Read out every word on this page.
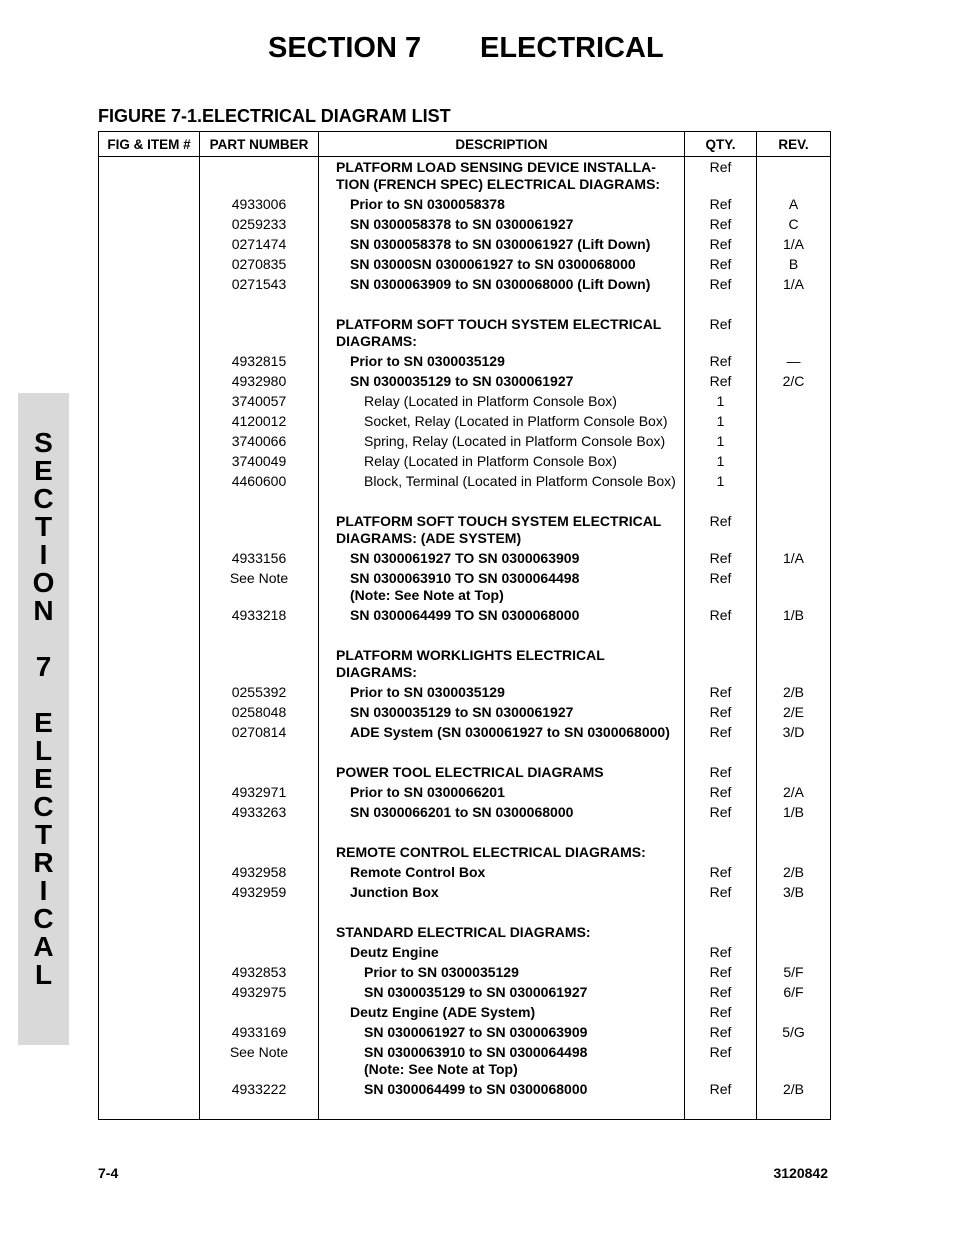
SECTION 7 ELECTRICAL
FIGURE 7-1.ELECTRICAL DIAGRAM LIST
S
E
C
T
I
O
N
7
E
L
E
C
T
R
I
C
A
L
FIG & ITEM #	PART NUMBER	DESCRIPTION	QTY.	REV.

		PLATFORM LOAD SENSING DEVICE INSTALLA-
TION (FRENCH SPEC) ELECTRICAL DIAGRAMS:	Ref	
	4933006	Prior to SN 0300058378	Ref	A
	0259233	SN 0300058378 to SN 0300061927	Ref	C
	0271474	SN 0300058378 to SN 0300061927 (Lift Down)	Ref	1/A
	0270835	SN 03000SN 0300061927 to SN 0300068000	Ref	B
	0271543	SN 0300063909 to SN 0300068000 (Lift Down)	Ref	1/A

		PLATFORM SOFT TOUCH SYSTEM ELECTRICAL
DIAGRAMS:	Ref	
	4932815	Prior to SN 0300035129	Ref	—
	4932980	SN 0300035129 to SN 0300061927	Ref	2/C
	3740057	Relay (Located in Platform Console Box)	1	
	4120012	Socket, Relay (Located in Platform Console Box)	1	
	3740066	Spring, Relay (Located in Platform Console Box)	1	
	3740049	Relay (Located in Platform Console Box)	1	
	4460600	Block, Terminal (Located in Platform Console Box)	1	

		PLATFORM SOFT TOUCH SYSTEM ELECTRICAL
DIAGRAMS: (ADE SYSTEM)	Ref	
	4933156	SN 0300061927 TO SN 0300063909	Ref	1/A
	See Note	SN 0300063910 TO SN 0300064498
(Note: See Note at Top)	Ref	
	4933218	SN 0300064499 TO SN 0300068000	Ref	1/B

		PLATFORM WORKLIGHTS ELECTRICAL
DIAGRAMS:		

	0255392	Prior to SN 0300035129	Ref	2/B
	0258048	SN 0300035129 to SN 0300061927	Ref	2/E
	0270814	ADE System (SN 0300061927 to SN 0300068000)	Ref	3/D

		POWER TOOL ELECTRICAL DIAGRAMS	Ref	
	4932971	Prior to SN 0300066201	Ref	2/A
	4933263	SN 0300066201 to SN 0300068000	Ref	1/B

		REMOTE CONTROL ELECTRICAL DIAGRAMS:		

	4932958	Remote Control Box	Ref	2/B
	4932959	Junction Box	Ref	3/B

		STANDARD ELECTRICAL DIAGRAMS:		

		Deutz Engine	Ref	
	4932853	Prior to SN 0300035129	Ref	5/F
	4932975	SN 0300035129 to SN 0300061927	Ref	6/F

		Deutz Engine (ADE System)	Ref	
	4933169	SN 0300061927 to SN 0300063909	Ref	5/G
	See Note	SN 0300063910 to SN 0300064498
(Note: See Note at Top)	Ref	
	4933222	SN 0300064499 to SN 0300068000	Ref	2/B

7-4	3120842
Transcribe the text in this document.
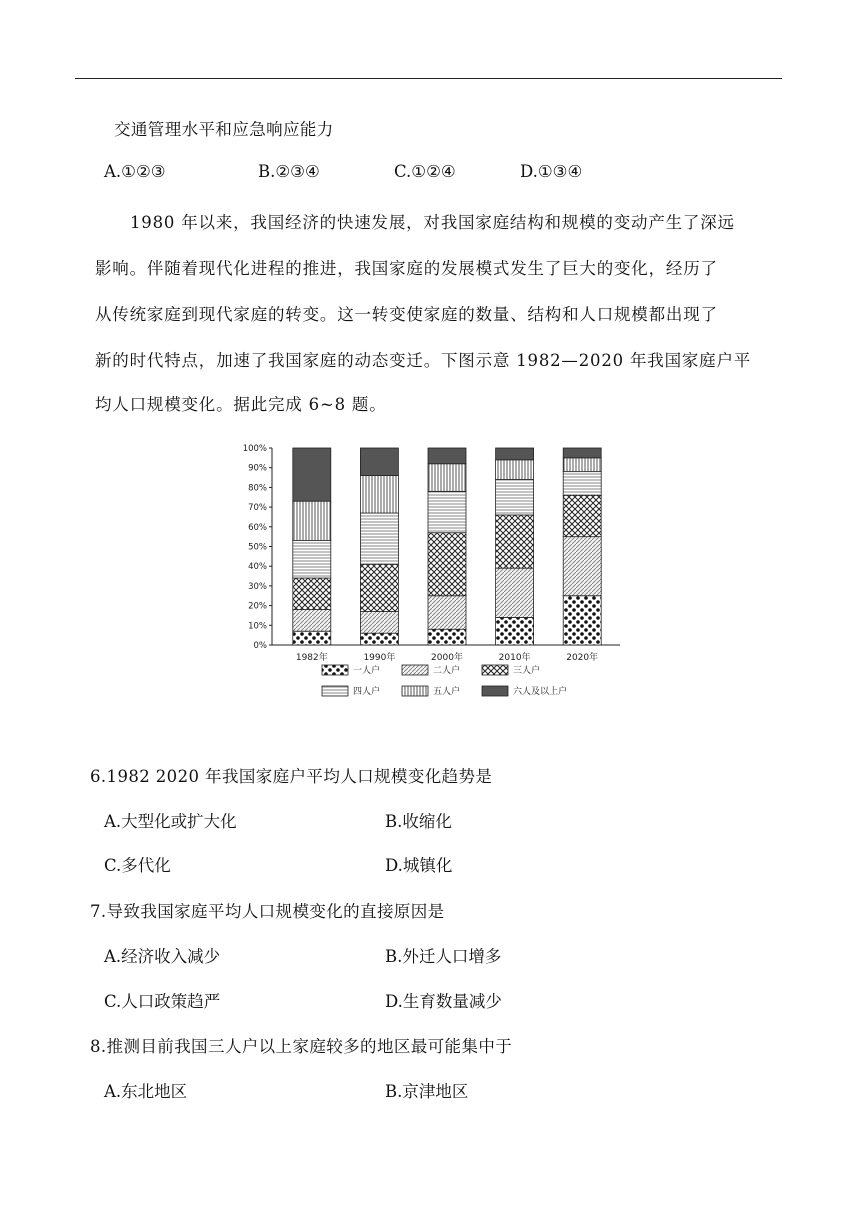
交通管理水平和应急响应能力
A.①②③	B.②③④	C.①②④	D.①③④
1980 年以来，我国经济的快速发展，对我国家庭结构和规模的变动产生了深远
影响。伴随着现代化进程的推进，我国家庭的发展模式发生了巨大的变化，经历了
从传统家庭到现代家庭的转变。这一转变使家庭的数量、结构和人口规模都出现了
新的时代特点，加速了我国家庭的动态变迁。下图示意 1982—2020 年我国家庭户平
均人口规模变化。据此完成 6~8 题。
0%
10%
20%
30%
40%
50%
60%
70%
80%
90%
100%
1982年	1990年	2000年	2010年	2020年
一人户	二人户	三人户
四人户	五人户	六人及以上户
6.1982 2020 年我国家庭户平均人口规模变化趋势是
A.大型化或扩大化	B.收缩化
C.多代化	D.城镇化
7.导致我国家庭平均人口规模变化的直接原因是
A.经济收入减少	B.外迁人口增多
C.人口政策趋严	D.生育数量减少
8.推测目前我国三人户以上家庭较多的地区最可能集中于
A.东北地区	B.京津地区
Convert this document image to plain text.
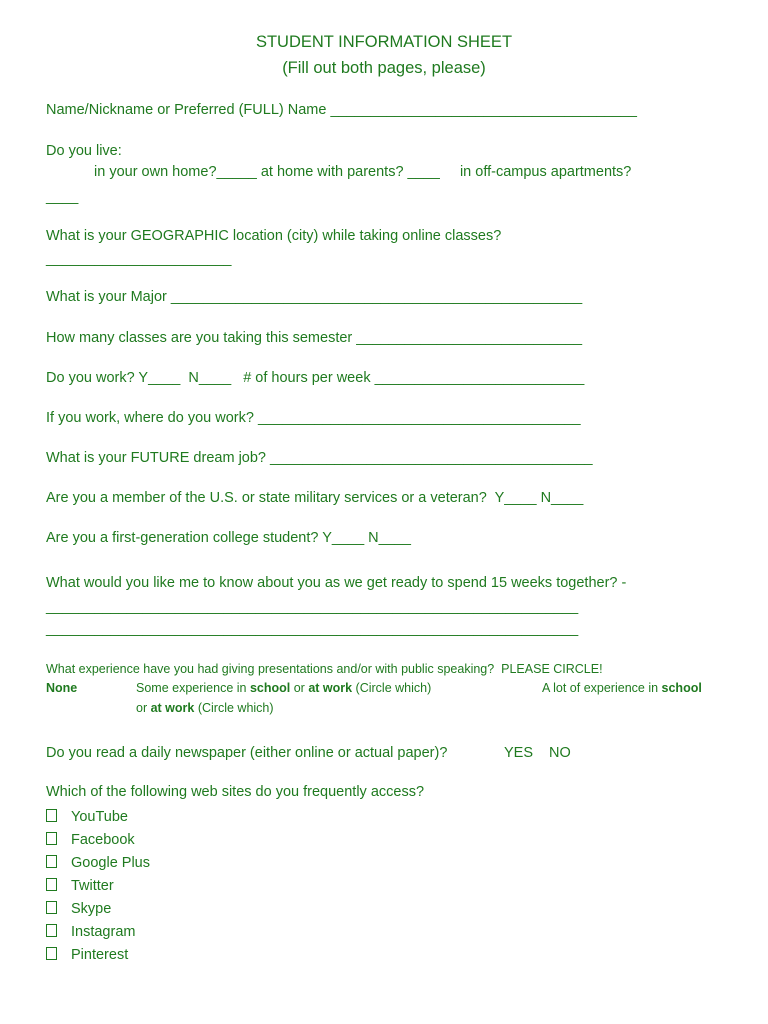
STUDENT INFORMATION SHEET
(Fill out both pages, please)
Name/Nickname or Preferred (FULL) Name ______________________________________
Do you live:
in your own home?_____ at home with parents? ____     in off-campus apartments?
____
What is your GEOGRAPHIC location (city) while taking online classes?
_______________________
What is your Major ___________________________________________________
How many classes are you taking this semester ____________________________
Do you work? Y____  N____   # of hours per week __________________________
If you work, where do you work? ________________________________________
What is your FUTURE dream job? ________________________________________
Are you a member of the U.S. or state military services or a veteran?  Y____ N____
Are you a first-generation college student? Y____ N____
What would you like me to know about you as we get ready to spend 15 weeks together? -
__________________________________________________________________
__________________________________________________________________
What experience have you had giving presentations and/or with public speaking?  PLEASE CIRCLE!
None	Some experience in school or at work (Circle which)	A lot of experience in school
or at work (Circle which)
Do you read a daily newspaper (either online or actual paper)?	YES NO
Which of the following web sites do you frequently access?
YouTube
Facebook
Google Plus
Twitter
Skype
Instagram
Pinterest
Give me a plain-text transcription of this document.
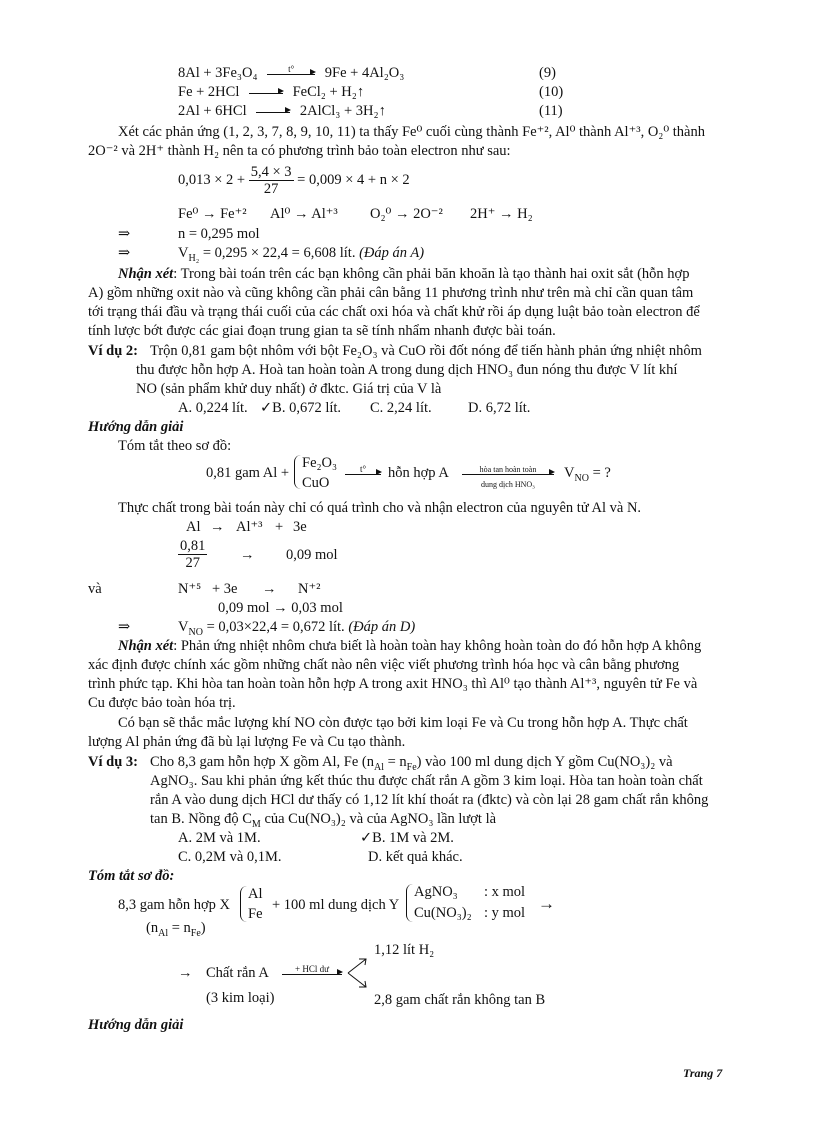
8Al + 3Fe₃O₄	t°	9Fe + 4Al₂O₃	(9)
Fe + 2HCl	FeCl₂ + H₂↑	(10)
2Al + 6HCl	2AlCl₃ + 3H₂↑	(11)
Xét các phản ứng (1, 2, 3, 7, 8, 9, 10, 11) ta thấy Fe⁰ cuối cùng thành Fe⁺², Al⁰ thành Al⁺³, O₂⁰ thành
2O⁻² và 2H⁺ thành H₂ nên ta có phương trình bảo toàn electron như sau:
$0,013 \times 2 + \frac{5,4 \times 3}{27} = 0,009 \times 4 + n \times 2$
Fe⁰ → Fe⁺² Al⁰ → Al⁺³ O₂⁰ → 2O⁻² 2H⁺ → H₂
⇒	n = 0,295 mol
⇒	$V_{H_2} = 0,295 \times 22,4 = 6,608$ lít. (Đáp án A)
Nhận xét: Trong bài toán trên các bạn không cần phải băn khoăn là tạo thành hai oxit sắt (hỗn hợp
A) gồm những oxit nào và cũng không cần phải cân bằng 11 phương trình như trên mà chỉ cần quan tâm
tới trạng thái đầu và trạng thái cuối của các chất oxi hóa và chất khử rồi áp dụng luật bảo toàn electron để
tính lược bớt được các giai đoạn trung gian ta sẽ tính nhẩm nhanh được bài toán.
Ví dụ 2: Trộn 0,81 gam bột nhôm với bột Fe₂O₃ và CuO rồi đốt nóng để tiến hành phản ứng nhiệt nhôm
thu được hỗn hợp A. Hoà tan hoàn toàn A trong dung dịch HNO₃ đun nóng thu được V lít khí
NO (sản phẩm khử duy nhất) ở đktc. Giá trị của V là
A. 0,224 lít. ✓B. 0,672 lít. C. 2,24 lít.	D. 6,72 lít.
Hướng dẫn giải
Tóm tắt theo sơ đồ:
0,81 gam Al +
Fe₂O₃
CuO
t°	hỗn hợp A	hòa tan hoàn toàn
dung dịch HNO₃
$V_{NO}$ = ?
Thực chất trong bài toán này chỉ có quá trình cho và nhận electron của nguyên tử Al và N.
Al → Al⁺³ + 3e
$\frac{0,81}{27} \to 0,09$ mol
và	N⁺⁵ + 3e → N⁺²
0,09 mol → 0,03 mol
⇒	$V_{NO} = 0,03\times 22,4 = 0,672$ lít. (Đáp án D)
Nhận xét: Phản ứng nhiệt nhôm chưa biết là hoàn toàn hay không hoàn toàn do đó hỗn hợp A không
xác định được chính xác gồm những chất nào nên việc viết phương trình hóa học và cân bằng phương
trình phức tạp. Khi hòa tan hoàn toàn hỗn hợp A trong axit HNO₃ thì Al⁰ tạo thành Al⁺³, nguyên tử Fe và
Cu được bảo toàn hóa trị.
Có bạn sẽ thắc mắc lượng khí NO còn được tạo bởi kim loại Fe và Cu trong hỗn hợp A. Thực chất
lượng Al phản ứng đã bù lại lượng Fe và Cu tạo thành.
Ví dụ 3: Cho 8,3 gam hỗn hợp X gồm Al, Fe $(n_{Al} = n_{Fe})$ vào 100 ml dung dịch Y gồm Cu(NO₃)₂ và
AgNO₃. Sau khi phản ứng kết thúc thu được chất rắn A gồm 3 kim loại. Hòa tan hoàn toàn chất
rắn A vào dung dịch HCl dư thấy có 1,12 lít khí thoát ra (đktc) và còn lại 28 gam chất rắn không
tan B. Nồng độ $C_M$ của Cu(NO₃)₂ và của AgNO₃ lần lượt là
A. 2M và 1M.	✓B. 1M và 2M.
C. 0,2M và 0,1M.	D. kết quả khác.
Tóm tắt sơ đồ:
8,3 gam hỗn hợp X
Al
Fe
+ 100 ml dung dịch Y
AgNO₃ : x mol
Cu(NO₃)₂ : y mol →
$(n_{Al} = n_{Fe})$
1,12 lít H₂
→ Chất rắn A	+ HCl dư
(3 kim loại)	2,8 gam chất rắn không tan B
Hướng dẫn giải
Trang 7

■ What the task requires:
Gather every line from the listing above in which "your" appears, and copy those lines.

■ Response to the exercise:
in your own home?_____ at home with parents? ____     in off-campus apartments?
What is your GEOGRAPHIC location (city) while taking online classes?
What is your Major ___________________________________________________
What is your FUTURE dream job? ________________________________________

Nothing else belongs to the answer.